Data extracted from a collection
-.-.-
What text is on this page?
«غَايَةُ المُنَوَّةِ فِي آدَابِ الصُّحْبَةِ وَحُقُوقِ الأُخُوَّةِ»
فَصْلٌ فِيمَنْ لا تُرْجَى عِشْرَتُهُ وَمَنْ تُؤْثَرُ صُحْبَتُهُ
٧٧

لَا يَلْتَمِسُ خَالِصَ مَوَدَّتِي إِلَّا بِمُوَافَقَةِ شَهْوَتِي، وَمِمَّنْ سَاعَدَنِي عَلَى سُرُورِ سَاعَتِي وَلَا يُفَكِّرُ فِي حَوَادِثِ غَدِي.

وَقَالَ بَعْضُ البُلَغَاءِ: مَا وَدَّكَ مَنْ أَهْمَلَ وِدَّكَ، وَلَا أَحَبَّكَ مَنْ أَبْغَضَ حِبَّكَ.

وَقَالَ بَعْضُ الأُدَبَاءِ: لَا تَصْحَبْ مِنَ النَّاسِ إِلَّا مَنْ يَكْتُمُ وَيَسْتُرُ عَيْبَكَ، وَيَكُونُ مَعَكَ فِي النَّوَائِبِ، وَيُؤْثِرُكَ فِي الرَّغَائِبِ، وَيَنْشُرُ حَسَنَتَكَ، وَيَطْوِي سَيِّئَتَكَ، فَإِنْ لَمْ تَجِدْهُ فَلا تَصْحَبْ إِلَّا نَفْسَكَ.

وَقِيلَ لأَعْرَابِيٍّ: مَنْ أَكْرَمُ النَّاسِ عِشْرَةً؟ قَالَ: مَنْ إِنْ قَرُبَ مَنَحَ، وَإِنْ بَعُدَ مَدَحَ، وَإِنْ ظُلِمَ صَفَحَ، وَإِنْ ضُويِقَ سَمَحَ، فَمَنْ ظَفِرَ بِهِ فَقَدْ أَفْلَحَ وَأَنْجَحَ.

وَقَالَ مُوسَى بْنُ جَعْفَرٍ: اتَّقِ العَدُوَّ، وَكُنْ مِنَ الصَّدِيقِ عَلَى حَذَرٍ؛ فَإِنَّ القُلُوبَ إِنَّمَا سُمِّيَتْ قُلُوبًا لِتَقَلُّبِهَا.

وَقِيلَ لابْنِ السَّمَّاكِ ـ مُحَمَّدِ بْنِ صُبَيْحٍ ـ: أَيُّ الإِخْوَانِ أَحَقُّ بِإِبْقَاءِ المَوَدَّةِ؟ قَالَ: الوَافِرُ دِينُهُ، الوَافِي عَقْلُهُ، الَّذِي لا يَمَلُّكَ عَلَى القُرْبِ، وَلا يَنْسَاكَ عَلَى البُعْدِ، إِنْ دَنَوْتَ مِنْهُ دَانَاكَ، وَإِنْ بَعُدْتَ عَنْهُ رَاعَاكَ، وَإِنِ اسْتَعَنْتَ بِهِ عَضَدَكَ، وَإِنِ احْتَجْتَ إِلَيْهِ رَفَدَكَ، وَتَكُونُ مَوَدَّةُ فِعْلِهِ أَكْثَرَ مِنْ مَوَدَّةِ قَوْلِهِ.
-.-.-
_WRITTEN TASK_
Reproduce every line of the material above exactly.

_RESULT FOR THIS TASK_
What text is on this page?
«غَايَةُ المُنَوَّةِ فِي آدَابِ الصُّحْبَةِ وَحُقُوقِ الأُخُوَّةِ»
فَصْلٌ فِيمَنْ لا تُرْجَى عِشْرَتُهُ وَمَنْ تُؤْثَرُ صُحْبَتُهُ
٧٧

لَا يَلْتَمِسُ خَالِصَ مَوَدَّتِي إِلَّا بِمُوَافَقَةِ شَهْوَتِي، وَمِمَّنْ سَاعَدَنِي عَلَى سُرُورِ سَاعَتِي وَلَا يُفَكِّرُ فِي حَوَادِثِ غَدِي.

وَقَالَ بَعْضُ البُلَغَاءِ: مَا وَدَّكَ مَنْ أَهْمَلَ وِدَّكَ، وَلَا أَحَبَّكَ مَنْ أَبْغَضَ حِبَّكَ.

وَقَالَ بَعْضُ الأُدَبَاءِ: لَا تَصْحَبْ مِنَ النَّاسِ إِلَّا مَنْ يَكْتُمُ وَيَسْتُرُ عَيْبَكَ، وَيَكُونُ مَعَكَ فِي النَّوَائِبِ، وَيُؤْثِرُكَ فِي الرَّغَائِبِ، وَيَنْشُرُ حَسَنَتَكَ، وَيَطْوِي سَيِّئَتَكَ، فَإِنْ لَمْ تَجِدْهُ فَلا تَصْحَبْ إِلَّا نَفْسَكَ.

وَقِيلَ لأَعْرَابِيٍّ: مَنْ أَكْرَمُ النَّاسِ عِشْرَةً؟ قَالَ: مَنْ إِنْ قَرُبَ مَنَحَ، وَإِنْ بَعُدَ مَدَحَ، وَإِنْ ظُلِمَ صَفَحَ، وَإِنْ ضُويِقَ سَمَحَ، فَمَنْ ظَفِرَ بِهِ فَقَدْ أَفْلَحَ وَأَنْجَحَ.

وَقَالَ مُوسَى بْنُ جَعْفَرٍ: اتَّقِ العَدُوَّ، وَكُنْ مِنَ الصَّدِيقِ عَلَى حَذَرٍ؛ فَإِنَّ القُلُوبَ إِنَّمَا سُمِّيَتْ قُلُوبًا لِتَقَلُّبِهَا.

وَقِيلَ لابْنِ السَّمَّاكِ ـ مُحَمَّدِ بْنِ صُبَيْحٍ ـ: أَيُّ الإِخْوَانِ أَحَقُّ بِإِبْقَاءِ المَوَدَّةِ؟ قَالَ: الوَافِرُ دِينُهُ، الوَافِي عَقْلُهُ، الَّذِي لا يَمَلُّكَ عَلَى القُرْبِ، وَلا يَنْسَاكَ عَلَى البُعْدِ، إِنْ دَنَوْتَ مِنْهُ دَانَاكَ، وَإِنْ بَعُدْتَ عَنْهُ رَاعَاكَ، وَإِنِ اسْتَعَنْتَ بِهِ عَضَدَكَ، وَإِنِ احْتَجْتَ إِلَيْهِ رَفَدَكَ، وَتَكُونُ مَوَدَّةُ فِعْلِهِ أَكْثَرَ مِنْ مَوَدَّةِ قَوْلِهِ.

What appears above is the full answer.